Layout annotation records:
⁂

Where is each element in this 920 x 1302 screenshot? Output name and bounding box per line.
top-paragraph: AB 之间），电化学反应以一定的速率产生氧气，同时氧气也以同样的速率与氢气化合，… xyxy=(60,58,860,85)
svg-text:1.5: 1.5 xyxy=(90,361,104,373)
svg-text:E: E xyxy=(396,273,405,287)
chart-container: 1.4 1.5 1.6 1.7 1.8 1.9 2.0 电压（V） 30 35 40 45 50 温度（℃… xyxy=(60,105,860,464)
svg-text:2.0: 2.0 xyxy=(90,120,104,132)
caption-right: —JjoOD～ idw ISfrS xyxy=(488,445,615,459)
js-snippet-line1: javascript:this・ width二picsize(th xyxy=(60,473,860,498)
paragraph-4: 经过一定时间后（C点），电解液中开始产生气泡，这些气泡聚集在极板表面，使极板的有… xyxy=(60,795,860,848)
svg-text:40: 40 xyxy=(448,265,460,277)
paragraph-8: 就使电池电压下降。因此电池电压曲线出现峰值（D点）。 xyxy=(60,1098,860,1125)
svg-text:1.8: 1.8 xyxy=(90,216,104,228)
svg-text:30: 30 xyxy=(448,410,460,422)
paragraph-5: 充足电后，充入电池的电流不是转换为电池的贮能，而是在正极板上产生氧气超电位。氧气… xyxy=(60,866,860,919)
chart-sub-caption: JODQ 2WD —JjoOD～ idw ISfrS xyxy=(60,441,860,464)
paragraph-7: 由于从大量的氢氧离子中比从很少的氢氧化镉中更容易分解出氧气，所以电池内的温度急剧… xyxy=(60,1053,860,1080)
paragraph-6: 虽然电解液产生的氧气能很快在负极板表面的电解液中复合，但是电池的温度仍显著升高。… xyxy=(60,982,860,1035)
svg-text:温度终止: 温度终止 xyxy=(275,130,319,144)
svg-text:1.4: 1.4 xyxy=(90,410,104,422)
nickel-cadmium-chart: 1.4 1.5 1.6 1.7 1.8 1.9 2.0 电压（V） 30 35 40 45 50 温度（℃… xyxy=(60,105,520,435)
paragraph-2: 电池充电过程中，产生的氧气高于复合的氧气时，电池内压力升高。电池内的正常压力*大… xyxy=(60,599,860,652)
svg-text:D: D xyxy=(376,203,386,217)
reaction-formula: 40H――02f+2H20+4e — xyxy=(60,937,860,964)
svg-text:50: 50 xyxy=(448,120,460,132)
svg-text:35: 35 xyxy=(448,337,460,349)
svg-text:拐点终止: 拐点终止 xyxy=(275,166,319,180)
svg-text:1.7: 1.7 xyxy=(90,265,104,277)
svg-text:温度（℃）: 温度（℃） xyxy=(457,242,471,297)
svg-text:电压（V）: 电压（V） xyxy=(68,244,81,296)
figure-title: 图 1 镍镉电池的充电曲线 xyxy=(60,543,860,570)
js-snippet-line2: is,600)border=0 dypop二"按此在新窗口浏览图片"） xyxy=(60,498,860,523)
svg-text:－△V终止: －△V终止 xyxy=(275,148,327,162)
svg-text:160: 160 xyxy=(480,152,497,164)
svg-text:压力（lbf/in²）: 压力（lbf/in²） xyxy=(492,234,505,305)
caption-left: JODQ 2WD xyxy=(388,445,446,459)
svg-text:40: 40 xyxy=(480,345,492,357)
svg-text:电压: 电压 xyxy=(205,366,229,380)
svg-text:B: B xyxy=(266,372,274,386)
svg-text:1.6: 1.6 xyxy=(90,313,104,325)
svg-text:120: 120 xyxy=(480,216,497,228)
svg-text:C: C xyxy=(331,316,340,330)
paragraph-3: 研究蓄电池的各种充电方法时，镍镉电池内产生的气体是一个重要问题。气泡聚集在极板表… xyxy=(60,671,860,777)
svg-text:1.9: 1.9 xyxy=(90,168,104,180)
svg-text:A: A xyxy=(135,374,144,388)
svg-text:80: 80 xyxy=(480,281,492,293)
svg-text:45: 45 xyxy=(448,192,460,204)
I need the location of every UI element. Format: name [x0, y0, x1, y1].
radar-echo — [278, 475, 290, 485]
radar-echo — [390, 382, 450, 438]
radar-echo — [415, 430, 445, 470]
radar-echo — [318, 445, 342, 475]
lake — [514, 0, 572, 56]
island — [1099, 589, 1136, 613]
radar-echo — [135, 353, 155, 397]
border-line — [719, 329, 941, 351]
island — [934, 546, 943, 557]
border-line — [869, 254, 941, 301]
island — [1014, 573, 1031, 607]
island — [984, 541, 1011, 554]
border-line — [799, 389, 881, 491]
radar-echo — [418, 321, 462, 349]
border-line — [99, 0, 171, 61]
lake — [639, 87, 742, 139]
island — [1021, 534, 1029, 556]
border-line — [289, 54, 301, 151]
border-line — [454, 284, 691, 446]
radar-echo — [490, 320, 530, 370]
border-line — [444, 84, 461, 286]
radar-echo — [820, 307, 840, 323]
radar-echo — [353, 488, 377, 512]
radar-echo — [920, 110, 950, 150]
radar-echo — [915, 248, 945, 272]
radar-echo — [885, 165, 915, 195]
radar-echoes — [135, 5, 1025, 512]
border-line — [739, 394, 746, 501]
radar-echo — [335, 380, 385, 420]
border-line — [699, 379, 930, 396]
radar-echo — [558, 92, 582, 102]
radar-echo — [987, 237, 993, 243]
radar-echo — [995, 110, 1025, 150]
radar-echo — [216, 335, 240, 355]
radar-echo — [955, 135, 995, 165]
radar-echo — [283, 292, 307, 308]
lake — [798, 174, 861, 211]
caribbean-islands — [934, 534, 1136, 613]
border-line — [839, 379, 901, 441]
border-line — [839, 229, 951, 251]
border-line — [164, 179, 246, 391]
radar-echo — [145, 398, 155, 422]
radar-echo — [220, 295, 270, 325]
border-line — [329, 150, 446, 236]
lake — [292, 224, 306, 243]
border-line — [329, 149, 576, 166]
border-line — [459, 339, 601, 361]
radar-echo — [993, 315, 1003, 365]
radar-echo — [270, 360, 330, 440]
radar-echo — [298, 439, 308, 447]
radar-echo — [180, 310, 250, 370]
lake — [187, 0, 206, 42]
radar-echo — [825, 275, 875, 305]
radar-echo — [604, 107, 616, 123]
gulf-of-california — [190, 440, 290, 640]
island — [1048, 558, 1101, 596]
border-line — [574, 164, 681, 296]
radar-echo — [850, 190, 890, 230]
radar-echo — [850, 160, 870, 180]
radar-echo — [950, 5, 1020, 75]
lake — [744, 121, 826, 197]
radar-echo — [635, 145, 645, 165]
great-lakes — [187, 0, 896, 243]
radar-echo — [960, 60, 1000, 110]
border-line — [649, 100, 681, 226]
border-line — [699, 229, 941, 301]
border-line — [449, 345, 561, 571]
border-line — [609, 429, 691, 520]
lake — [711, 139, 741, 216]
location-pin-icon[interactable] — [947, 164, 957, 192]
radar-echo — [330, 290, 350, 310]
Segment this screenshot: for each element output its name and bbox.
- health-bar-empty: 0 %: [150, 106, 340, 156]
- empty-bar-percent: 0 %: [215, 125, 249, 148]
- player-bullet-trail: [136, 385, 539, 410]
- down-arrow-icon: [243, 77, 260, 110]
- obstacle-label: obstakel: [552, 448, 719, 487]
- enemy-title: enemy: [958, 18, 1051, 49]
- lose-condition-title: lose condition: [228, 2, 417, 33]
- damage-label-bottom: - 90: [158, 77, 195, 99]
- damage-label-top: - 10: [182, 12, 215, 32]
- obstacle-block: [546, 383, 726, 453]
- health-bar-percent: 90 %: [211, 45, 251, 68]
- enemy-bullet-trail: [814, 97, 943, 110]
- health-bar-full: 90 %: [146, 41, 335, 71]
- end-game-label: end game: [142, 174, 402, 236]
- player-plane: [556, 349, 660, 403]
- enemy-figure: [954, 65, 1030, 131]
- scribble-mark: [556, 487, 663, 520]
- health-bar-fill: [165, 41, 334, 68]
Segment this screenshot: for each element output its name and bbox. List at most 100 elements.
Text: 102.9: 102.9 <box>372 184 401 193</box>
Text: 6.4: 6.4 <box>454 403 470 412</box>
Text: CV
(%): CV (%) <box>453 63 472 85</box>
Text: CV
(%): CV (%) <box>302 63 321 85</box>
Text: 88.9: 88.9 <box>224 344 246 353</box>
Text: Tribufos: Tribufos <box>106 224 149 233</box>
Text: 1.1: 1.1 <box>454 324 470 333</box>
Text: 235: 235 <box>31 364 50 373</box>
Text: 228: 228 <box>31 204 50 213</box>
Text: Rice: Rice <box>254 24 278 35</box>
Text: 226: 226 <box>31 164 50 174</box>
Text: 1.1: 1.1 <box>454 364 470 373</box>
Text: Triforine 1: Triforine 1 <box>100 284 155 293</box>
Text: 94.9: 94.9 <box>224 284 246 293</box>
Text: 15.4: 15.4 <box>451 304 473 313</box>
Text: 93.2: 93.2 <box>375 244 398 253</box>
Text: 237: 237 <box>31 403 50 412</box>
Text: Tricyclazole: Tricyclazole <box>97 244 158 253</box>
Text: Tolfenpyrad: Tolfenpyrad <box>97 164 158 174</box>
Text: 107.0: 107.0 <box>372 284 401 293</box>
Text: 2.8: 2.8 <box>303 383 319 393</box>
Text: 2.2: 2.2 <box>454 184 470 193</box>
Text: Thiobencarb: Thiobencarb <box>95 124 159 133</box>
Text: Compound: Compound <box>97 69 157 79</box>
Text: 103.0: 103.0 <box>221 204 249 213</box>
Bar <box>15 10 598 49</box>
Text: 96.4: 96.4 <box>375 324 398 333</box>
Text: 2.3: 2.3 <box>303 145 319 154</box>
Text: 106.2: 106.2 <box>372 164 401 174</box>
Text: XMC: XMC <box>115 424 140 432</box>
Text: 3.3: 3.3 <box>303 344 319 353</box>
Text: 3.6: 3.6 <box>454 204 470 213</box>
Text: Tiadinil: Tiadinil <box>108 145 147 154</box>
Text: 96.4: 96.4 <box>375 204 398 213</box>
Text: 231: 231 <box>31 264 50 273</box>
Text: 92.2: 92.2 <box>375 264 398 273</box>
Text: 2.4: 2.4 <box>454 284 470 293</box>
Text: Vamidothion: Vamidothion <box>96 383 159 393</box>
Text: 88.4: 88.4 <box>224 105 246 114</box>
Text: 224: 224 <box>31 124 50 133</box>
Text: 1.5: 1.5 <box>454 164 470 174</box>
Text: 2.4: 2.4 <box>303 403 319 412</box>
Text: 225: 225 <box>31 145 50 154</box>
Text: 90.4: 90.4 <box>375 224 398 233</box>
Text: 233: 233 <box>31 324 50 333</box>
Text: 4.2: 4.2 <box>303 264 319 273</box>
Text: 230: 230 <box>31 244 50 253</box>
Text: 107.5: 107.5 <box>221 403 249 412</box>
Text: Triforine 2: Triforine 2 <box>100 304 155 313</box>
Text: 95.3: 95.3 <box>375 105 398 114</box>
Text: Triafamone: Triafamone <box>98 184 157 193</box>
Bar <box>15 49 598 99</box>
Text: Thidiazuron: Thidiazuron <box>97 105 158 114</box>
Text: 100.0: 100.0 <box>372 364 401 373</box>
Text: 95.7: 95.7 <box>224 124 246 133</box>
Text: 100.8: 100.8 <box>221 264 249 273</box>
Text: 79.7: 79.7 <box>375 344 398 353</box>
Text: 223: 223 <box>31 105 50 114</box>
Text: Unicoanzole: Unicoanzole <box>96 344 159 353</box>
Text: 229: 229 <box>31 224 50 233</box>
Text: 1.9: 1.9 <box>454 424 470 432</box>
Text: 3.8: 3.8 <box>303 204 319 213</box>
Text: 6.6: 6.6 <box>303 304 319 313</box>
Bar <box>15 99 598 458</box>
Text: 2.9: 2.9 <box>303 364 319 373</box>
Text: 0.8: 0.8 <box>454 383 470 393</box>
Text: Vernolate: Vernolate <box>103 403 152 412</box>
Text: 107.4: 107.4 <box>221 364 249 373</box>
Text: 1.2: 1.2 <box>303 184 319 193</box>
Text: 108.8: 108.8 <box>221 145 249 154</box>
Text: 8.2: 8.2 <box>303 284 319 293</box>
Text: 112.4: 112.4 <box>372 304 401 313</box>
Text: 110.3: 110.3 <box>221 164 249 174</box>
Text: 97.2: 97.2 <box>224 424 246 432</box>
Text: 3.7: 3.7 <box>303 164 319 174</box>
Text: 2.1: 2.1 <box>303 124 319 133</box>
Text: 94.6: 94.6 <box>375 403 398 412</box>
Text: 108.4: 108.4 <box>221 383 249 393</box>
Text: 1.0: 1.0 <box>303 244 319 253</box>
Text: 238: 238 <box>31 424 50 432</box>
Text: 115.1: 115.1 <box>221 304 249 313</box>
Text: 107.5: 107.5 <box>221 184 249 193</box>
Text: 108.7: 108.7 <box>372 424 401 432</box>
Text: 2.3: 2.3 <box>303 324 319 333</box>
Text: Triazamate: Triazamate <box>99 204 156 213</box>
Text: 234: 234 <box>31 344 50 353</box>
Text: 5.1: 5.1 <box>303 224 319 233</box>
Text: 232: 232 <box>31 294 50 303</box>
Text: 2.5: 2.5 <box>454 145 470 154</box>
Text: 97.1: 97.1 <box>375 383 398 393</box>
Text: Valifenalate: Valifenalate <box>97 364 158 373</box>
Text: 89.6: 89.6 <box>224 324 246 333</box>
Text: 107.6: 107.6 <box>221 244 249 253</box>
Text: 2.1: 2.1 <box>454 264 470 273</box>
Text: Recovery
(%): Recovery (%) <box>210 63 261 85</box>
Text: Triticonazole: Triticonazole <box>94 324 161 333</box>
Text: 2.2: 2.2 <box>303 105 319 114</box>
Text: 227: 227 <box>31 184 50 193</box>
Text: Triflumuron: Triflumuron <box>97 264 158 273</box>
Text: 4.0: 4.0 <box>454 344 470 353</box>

⁂

REQUEST. Please show every line of the records above that contains the string "damage".

FINISHED TASK.
- damage-label-bottom: - 90: [158, 77, 195, 99]
- damage-label-top: - 10: [182, 12, 215, 32]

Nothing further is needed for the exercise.